Task — Write out all of the entries that follow, word for word, but skip the pictures.

— START Input —

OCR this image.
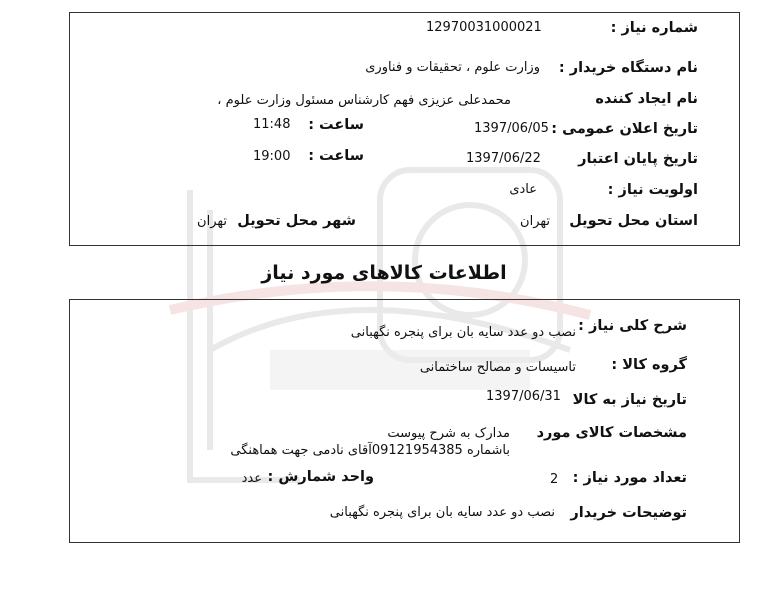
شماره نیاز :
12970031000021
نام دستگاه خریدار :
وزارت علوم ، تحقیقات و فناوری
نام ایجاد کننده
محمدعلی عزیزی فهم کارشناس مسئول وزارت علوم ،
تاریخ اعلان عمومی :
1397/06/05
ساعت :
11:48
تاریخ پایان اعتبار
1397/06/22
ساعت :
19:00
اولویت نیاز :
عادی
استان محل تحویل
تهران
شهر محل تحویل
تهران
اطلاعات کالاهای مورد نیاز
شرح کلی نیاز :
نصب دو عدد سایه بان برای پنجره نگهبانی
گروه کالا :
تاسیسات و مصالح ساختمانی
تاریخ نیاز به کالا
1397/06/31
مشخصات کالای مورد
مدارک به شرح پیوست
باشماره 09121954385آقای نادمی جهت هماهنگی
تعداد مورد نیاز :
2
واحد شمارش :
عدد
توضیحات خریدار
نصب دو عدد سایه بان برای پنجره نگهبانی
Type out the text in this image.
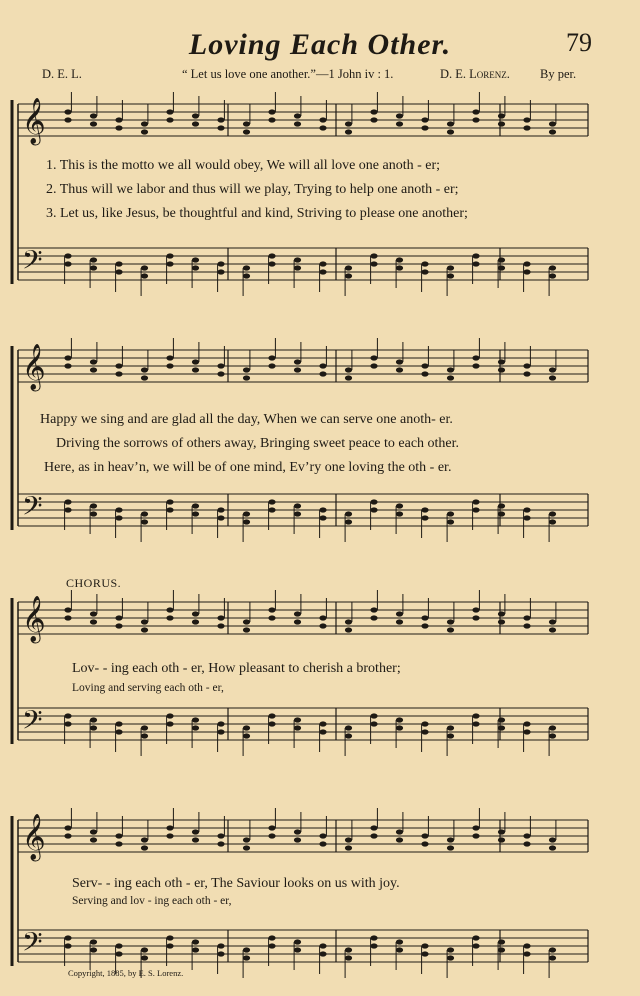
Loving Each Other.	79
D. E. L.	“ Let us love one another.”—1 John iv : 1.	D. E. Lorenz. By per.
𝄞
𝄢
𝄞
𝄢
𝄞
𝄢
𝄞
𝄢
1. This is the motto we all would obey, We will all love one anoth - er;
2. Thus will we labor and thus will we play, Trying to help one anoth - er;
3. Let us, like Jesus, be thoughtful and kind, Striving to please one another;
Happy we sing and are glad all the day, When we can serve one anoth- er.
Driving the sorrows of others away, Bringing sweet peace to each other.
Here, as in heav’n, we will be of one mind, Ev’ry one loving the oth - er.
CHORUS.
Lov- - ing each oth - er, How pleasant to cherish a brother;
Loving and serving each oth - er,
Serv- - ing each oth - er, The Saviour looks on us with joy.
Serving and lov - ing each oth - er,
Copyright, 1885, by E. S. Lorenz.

— END Input —

Solution to the exercise —
OCR this image.
شماره نیاز :
12970031000021
نام دستگاه خریدار :
وزارت علوم ، تحقیقات و فناوری
نام ایجاد کننده
محمدعلی عزیزی فهم کارشناس مسئول وزارت علوم ،
تاریخ اعلان عمومی :
1397/06/05
ساعت :
11:48
تاریخ پایان اعتبار
1397/06/22
ساعت :
19:00
اولویت نیاز :
عادی
استان محل تحویل
تهران
شهر محل تحویل
تهران
اطلاعات کالاهای مورد نیاز
شرح کلی نیاز :
نصب دو عدد سایه بان برای پنجره نگهبانی
گروه کالا :
تاسیسات و مصالح ساختمانی
تاریخ نیاز به کالا
1397/06/31
مشخصات کالای مورد
مدارک به شرح پیوست
باشماره 09121954385آقای نادمی جهت هماهنگی
تعداد مورد نیاز :
2
واحد شمارش :
عدد
توضیحات خریدار
نصب دو عدد سایه بان برای پنجره نگهبانی
Type out the text in this image.
Loving Each Other.	79
D. E. L.	“ Let us love one another.”—1 John iv : 1.	D. E. Lorenz. By per.
𝄞
𝄢
𝄞
𝄢
𝄞
𝄢
𝄞
𝄢
1. This is the motto we all would obey, We will all love one anoth - er;
2. Thus will we labor and thus will we play, Trying to help one anoth - er;
3. Let us, like Jesus, be thoughtful and kind, Striving to please one another;
Happy we sing and are glad all the day, When we can serve one anoth- er.
Driving the sorrows of others away, Bringing sweet peace to each other.
Here, as in heav’n, we will be of one mind, Ev’ry one loving the oth - er.
CHORUS.
Lov- - ing each oth - er, How pleasant to cherish a brother;
Loving and serving each oth - er,
Serv- - ing each oth - er, The Saviour looks on us with joy.
Serving and lov - ing each oth - er,
Copyright, 1885, by E. S. Lorenz.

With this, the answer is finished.